======== ROWS

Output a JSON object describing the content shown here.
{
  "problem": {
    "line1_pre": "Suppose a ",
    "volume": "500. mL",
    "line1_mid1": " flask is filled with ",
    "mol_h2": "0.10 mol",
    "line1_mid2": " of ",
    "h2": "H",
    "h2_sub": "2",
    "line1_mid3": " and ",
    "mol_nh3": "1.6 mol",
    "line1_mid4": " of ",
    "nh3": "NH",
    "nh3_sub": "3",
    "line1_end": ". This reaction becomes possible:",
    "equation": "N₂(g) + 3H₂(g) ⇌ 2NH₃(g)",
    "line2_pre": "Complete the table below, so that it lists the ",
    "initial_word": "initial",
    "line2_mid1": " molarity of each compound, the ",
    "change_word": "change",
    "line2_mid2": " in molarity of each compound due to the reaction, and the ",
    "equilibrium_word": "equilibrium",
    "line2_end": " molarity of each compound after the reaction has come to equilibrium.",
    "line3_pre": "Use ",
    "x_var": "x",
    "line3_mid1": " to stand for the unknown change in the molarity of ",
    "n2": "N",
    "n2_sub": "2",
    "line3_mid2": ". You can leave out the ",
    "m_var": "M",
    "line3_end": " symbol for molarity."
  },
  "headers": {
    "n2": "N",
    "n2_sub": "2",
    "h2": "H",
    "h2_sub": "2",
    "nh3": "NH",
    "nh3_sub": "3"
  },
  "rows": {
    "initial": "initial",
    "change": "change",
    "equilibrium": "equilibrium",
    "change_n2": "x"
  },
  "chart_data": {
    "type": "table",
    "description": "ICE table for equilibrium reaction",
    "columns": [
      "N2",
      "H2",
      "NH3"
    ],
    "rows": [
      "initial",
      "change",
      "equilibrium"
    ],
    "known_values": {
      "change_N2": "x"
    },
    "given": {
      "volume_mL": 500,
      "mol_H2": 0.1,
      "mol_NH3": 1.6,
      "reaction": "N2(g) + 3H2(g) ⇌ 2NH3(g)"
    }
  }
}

================

*TASK OBJECTIVE*
Output every entry shown above, exactly.

*FINAL RESULT*
Output a JSON object describing the content shown here.
{
  "problem": {
    "line1_pre": "Suppose a ",
    "volume": "500. mL",
    "line1_mid1": " flask is filled with ",
    "mol_h2": "0.10 mol",
    "line1_mid2": " of ",
    "h2": "H",
    "h2_sub": "2",
    "line1_mid3": " and ",
    "mol_nh3": "1.6 mol",
    "line1_mid4": " of ",
    "nh3": "NH",
    "nh3_sub": "3",
    "line1_end": ". This reaction becomes possible:",
    "equation": "N₂(g) + 3H₂(g) ⇌ 2NH₃(g)",
    "line2_pre": "Complete the table below, so that it lists the ",
    "initial_word": "initial",
    "line2_mid1": " molarity of each compound, the ",
    "change_word": "change",
    "line2_mid2": " in molarity of each compound due to the reaction, and the ",
    "equilibrium_word": "equilibrium",
    "line2_end": " molarity of each compound after the reaction has come to equilibrium.",
    "line3_pre": "Use ",
    "x_var": "x",
    "line3_mid1": " to stand for the unknown change in the molarity of ",
    "n2": "N",
    "n2_sub": "2",
    "line3_mid2": ". You can leave out the ",
    "m_var": "M",
    "line3_end": " symbol for molarity."
  },
  "headers": {
    "n2": "N",
    "n2_sub": "2",
    "h2": "H",
    "h2_sub": "2",
    "nh3": "NH",
    "nh3_sub": "3"
  },
  "rows": {
    "initial": "initial",
    "change": "change",
    "equilibrium": "equilibrium",
    "change_n2": "x"
  },
  "chart_data": {
    "type": "table",
    "description": "ICE table for equilibrium reaction",
    "columns": [
      "N2",
      "H2",
      "NH3"
    ],
    "rows": [
      "initial",
      "change",
      "equilibrium"
    ],
    "known_values": {
      "change_N2": "x"
    },
    "given": {
      "volume_mL": 500,
      "mol_H2": 0.1,
      "mol_NH3": 1.6,
      "reaction": "N2(g) + 3H2(g) ⇌ 2NH3(g)"
    }
  }
}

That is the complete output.